Data section
════════════════

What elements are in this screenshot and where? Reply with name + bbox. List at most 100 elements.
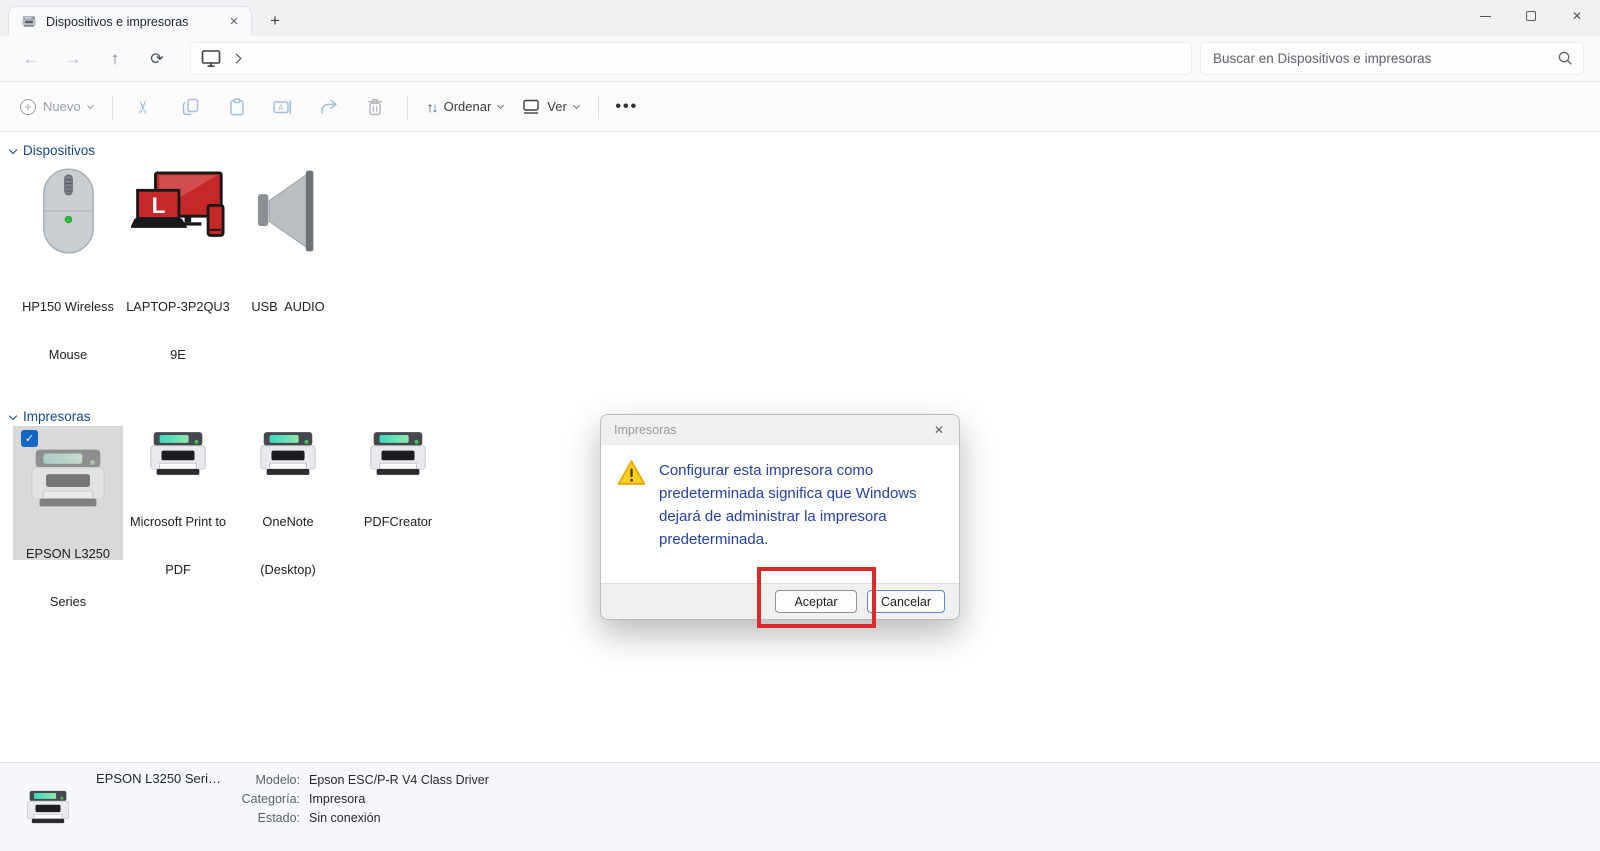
- breadcrumb-chevron-icon[interactable]: [232, 54, 242, 64]
- close-button[interactable]: ✕: [1554, 0, 1600, 32]
- device-tile-hp150-wireless-mouse[interactable]: HP150 Wireless Mouse: [13, 160, 123, 395]
- selected-item-name: EPSON L3250 Seri…: [96, 763, 232, 851]
- dialog-title: Impresoras: [614, 423, 929, 437]
- view-icon: [523, 99, 540, 115]
- view-button[interactable]: Ver: [513, 90, 589, 124]
- printer-icon: [23, 784, 73, 830]
- category-value: Impresora: [309, 790, 365, 809]
- printer-tile-microsoft-print-to-pdf[interactable]: Microsoft Print to PDF: [123, 426, 233, 560]
- chevron-down-icon: [9, 145, 17, 153]
- printer-name: EPSON L3250: [26, 546, 110, 562]
- device-name: LAPTOP-3P2QU3: [126, 299, 230, 315]
- cut-icon: ✂: [135, 99, 155, 113]
- trash-icon: [366, 98, 384, 116]
- paste-button[interactable]: [214, 90, 260, 124]
- sort-icon: ↑↓: [427, 99, 437, 115]
- new-button-label: Nuevo: [43, 99, 81, 114]
- printer-name: Microsoft Print to: [130, 514, 226, 530]
- chevron-down-icon: [573, 101, 580, 108]
- details-pane: EPSON L3250 Seri… Modelo: Epson ESC/P-R …: [0, 762, 1600, 851]
- devices-row: HP150 Wireless Mouse L: [13, 160, 1600, 395]
- search-input[interactable]: [1213, 51, 1558, 66]
- share-button[interactable]: [306, 90, 352, 124]
- window-controls: ✕: [1462, 0, 1600, 32]
- sort-button[interactable]: ↑↓ Ordenar: [417, 90, 514, 124]
- dialog-body: Configurar esta impresora como predeterm…: [601, 445, 959, 551]
- minimize-button[interactable]: [1462, 0, 1508, 32]
- printer-tile-epson-l3250[interactable]: ✓: [13, 426, 123, 560]
- mouse-icon: [40, 167, 97, 255]
- navigation-bar: ← → ↑ ⟳: [0, 36, 1600, 82]
- device-tile-usb-audio[interactable]: USB AUDIO: [233, 160, 343, 347]
- forward-button[interactable]: →: [56, 42, 90, 76]
- up-button[interactable]: ↑: [98, 42, 132, 76]
- cut-button[interactable]: ✂: [122, 90, 168, 124]
- command-toolbar: + Nuevo ✂ A: [0, 82, 1600, 132]
- status-label: Estado:: [232, 809, 300, 828]
- maximize-button[interactable]: [1508, 0, 1554, 32]
- printer-tile-pdfcreator[interactable]: PDFCreator: [343, 426, 453, 560]
- rename-icon: A: [273, 98, 292, 116]
- more-options-button[interactable]: •••: [608, 90, 646, 124]
- selected-item-properties: Modelo: Epson ESC/P-R V4 Class Driver Ca…: [232, 763, 489, 851]
- address-bar[interactable]: [190, 42, 1192, 75]
- model-value: Epson ESC/P-R V4 Class Driver: [309, 771, 489, 790]
- back-button[interactable]: ←: [14, 42, 48, 76]
- printer-icon: [365, 430, 431, 477]
- sort-button-label: Ordenar: [444, 99, 492, 114]
- search-box: [1200, 42, 1584, 75]
- printer-icon: [255, 430, 321, 477]
- printer-name-line2: (Desktop): [260, 562, 315, 578]
- section-header-devices[interactable]: Dispositivos: [10, 143, 1600, 158]
- chevron-down-icon: [87, 101, 94, 108]
- dialog-footer: Aceptar Cancelar: [601, 583, 959, 619]
- chevron-down-icon: [9, 411, 17, 419]
- tab-close-icon[interactable]: ✕: [225, 13, 243, 31]
- accept-button[interactable]: Aceptar: [775, 590, 857, 613]
- this-pc-icon: [201, 49, 221, 68]
- device-tile-laptop-3p2qu39e[interactable]: L LAPTOP-3P2QU3 9E: [123, 160, 233, 395]
- file-list-area: Dispositivos: [0, 132, 1600, 762]
- model-label: Modelo:: [232, 771, 300, 790]
- device-name: HP150 Wireless: [22, 299, 114, 315]
- rename-button[interactable]: A: [260, 90, 306, 124]
- refresh-button[interactable]: ⟳: [140, 42, 174, 76]
- tab-bar: Dispositivos e impresoras ✕ + ✕: [0, 0, 1600, 36]
- device-name-line2: 9E: [126, 347, 230, 363]
- copy-button[interactable]: [168, 90, 214, 124]
- new-button[interactable]: + Nuevo: [10, 90, 103, 124]
- printer-tile-onenote-desktop[interactable]: OneNote (Desktop): [233, 426, 343, 560]
- dialog-close-icon[interactable]: ✕: [929, 420, 949, 440]
- share-icon: [320, 98, 338, 116]
- dialog-message: Configurar esta impresora como predeterm…: [659, 459, 917, 551]
- delete-button[interactable]: [352, 90, 398, 124]
- printer-icon: [24, 447, 112, 509]
- printer-name: PDFCreator: [364, 514, 432, 530]
- devices-header-label: Dispositivos: [23, 143, 95, 158]
- tab-devices-and-printers[interactable]: Dispositivos e impresoras ✕: [8, 6, 252, 36]
- speaker-icon: [257, 169, 319, 253]
- cancel-button[interactable]: Cancelar: [867, 590, 945, 613]
- laptop-icon-letter: L: [152, 193, 166, 218]
- explorer-window: Dispositivos e impresoras ✕ + ✕ ← → ↑ ⟳: [0, 0, 1600, 851]
- tab-title: Dispositivos e impresoras: [46, 15, 216, 29]
- minimize-icon: [1480, 16, 1491, 17]
- selected-checkbox[interactable]: ✓: [21, 430, 38, 447]
- toolbar-divider: [112, 95, 113, 119]
- printer-favicon-icon: [21, 14, 37, 29]
- printer-name: OneNote: [260, 514, 315, 530]
- printers-header-label: Impresoras: [23, 409, 91, 424]
- new-tab-button[interactable]: +: [262, 8, 288, 34]
- more-options-icon: •••: [615, 98, 638, 116]
- search-icon[interactable]: [1558, 51, 1573, 66]
- copy-icon: [182, 98, 200, 116]
- paste-icon: [228, 98, 246, 116]
- category-label: Categoría:: [232, 790, 300, 809]
- printers-dialog: Impresoras ✕ Configurar esta impresora c…: [600, 414, 960, 620]
- toolbar-divider: [407, 95, 408, 119]
- printer-name-line2: Series: [26, 594, 110, 610]
- laptop-icon: L: [131, 171, 225, 251]
- plus-icon: +: [20, 99, 36, 115]
- dialog-titlebar[interactable]: Impresoras ✕: [601, 415, 959, 445]
- warning-icon: [617, 459, 646, 486]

════════════════

Goal of the exercise
Show each line of the listing above that contains the string "devices". Case counts.

Exercise solution
- devices-row: HP150 Wireless Mouse L: [13, 160, 1600, 395]
- section-header-devices[interactable]: Dispositivos: [10, 143, 1600, 158]
- devices-header-label: Dispositivos: [23, 143, 95, 158]
- tab-devices-and-printers[interactable]: Dispositivos e impresoras ✕: [8, 6, 252, 36]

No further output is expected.